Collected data
──────────

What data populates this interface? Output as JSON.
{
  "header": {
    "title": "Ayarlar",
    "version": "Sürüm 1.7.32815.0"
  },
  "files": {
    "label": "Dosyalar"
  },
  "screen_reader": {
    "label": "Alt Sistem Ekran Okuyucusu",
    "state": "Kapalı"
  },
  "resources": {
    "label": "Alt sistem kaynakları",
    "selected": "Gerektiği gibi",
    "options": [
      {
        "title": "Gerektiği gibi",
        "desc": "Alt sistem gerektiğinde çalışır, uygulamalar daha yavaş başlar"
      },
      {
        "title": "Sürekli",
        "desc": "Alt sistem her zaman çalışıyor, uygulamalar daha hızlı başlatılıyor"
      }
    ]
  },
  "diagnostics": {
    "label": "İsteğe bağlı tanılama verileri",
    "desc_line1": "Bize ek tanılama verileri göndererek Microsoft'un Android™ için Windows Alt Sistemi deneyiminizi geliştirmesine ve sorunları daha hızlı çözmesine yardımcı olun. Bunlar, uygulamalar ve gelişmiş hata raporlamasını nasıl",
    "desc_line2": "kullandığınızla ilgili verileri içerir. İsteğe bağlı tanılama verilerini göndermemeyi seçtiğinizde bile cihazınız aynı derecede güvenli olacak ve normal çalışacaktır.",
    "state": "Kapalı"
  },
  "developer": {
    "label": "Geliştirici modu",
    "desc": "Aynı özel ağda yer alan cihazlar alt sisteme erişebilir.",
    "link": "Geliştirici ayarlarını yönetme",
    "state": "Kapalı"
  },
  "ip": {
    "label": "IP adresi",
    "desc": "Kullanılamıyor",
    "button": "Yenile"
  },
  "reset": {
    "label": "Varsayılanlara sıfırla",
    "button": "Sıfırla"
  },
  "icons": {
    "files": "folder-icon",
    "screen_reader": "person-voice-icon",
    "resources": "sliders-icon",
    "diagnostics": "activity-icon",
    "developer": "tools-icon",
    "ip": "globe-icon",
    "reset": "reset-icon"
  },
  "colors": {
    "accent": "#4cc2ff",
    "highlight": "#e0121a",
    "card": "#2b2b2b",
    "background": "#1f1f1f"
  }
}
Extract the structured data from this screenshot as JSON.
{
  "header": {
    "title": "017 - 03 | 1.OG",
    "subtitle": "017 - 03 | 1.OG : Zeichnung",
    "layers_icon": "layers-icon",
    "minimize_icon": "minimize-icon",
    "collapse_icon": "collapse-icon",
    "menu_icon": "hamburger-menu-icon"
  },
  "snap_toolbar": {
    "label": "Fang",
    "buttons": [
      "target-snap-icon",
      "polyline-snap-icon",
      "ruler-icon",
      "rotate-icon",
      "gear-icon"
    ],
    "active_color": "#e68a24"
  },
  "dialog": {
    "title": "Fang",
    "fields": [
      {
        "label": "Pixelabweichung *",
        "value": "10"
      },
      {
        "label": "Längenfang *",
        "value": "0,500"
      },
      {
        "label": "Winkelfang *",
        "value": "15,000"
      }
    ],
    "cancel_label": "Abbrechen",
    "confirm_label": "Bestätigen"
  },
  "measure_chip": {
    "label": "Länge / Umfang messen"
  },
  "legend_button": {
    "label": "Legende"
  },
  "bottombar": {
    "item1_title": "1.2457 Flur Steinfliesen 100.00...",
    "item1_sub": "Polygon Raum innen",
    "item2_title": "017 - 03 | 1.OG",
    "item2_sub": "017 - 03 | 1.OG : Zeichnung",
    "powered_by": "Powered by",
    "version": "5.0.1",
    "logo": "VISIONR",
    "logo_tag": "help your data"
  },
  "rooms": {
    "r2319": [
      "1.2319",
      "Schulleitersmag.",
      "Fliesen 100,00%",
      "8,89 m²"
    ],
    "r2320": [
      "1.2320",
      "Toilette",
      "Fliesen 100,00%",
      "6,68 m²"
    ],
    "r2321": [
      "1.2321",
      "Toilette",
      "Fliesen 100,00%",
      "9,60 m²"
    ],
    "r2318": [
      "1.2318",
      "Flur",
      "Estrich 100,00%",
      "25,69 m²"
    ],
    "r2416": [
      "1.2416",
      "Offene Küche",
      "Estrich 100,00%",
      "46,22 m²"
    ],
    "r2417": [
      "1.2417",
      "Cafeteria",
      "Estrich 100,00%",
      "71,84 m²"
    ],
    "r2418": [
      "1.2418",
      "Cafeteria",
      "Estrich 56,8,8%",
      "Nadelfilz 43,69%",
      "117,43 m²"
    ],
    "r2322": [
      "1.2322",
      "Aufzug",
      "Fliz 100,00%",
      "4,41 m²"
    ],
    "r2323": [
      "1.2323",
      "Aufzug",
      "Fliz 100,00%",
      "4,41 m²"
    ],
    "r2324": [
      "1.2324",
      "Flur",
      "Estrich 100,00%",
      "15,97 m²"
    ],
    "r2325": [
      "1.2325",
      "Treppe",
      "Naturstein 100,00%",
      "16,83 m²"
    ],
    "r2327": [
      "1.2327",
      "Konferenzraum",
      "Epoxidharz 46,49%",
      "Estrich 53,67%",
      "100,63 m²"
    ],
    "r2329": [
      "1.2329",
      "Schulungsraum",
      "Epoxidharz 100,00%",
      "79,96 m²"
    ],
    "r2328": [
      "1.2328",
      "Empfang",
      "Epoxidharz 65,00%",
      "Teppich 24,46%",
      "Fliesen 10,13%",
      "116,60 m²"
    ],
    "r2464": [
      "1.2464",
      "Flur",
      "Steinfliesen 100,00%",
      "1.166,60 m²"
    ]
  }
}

──────────

**REQUIRED TASK**
Find the lines containing "JSON" and pull them out.

**SOLUTION**
What data populates this interface? Output as JSON.
Extract the structured data from this screenshot as JSON.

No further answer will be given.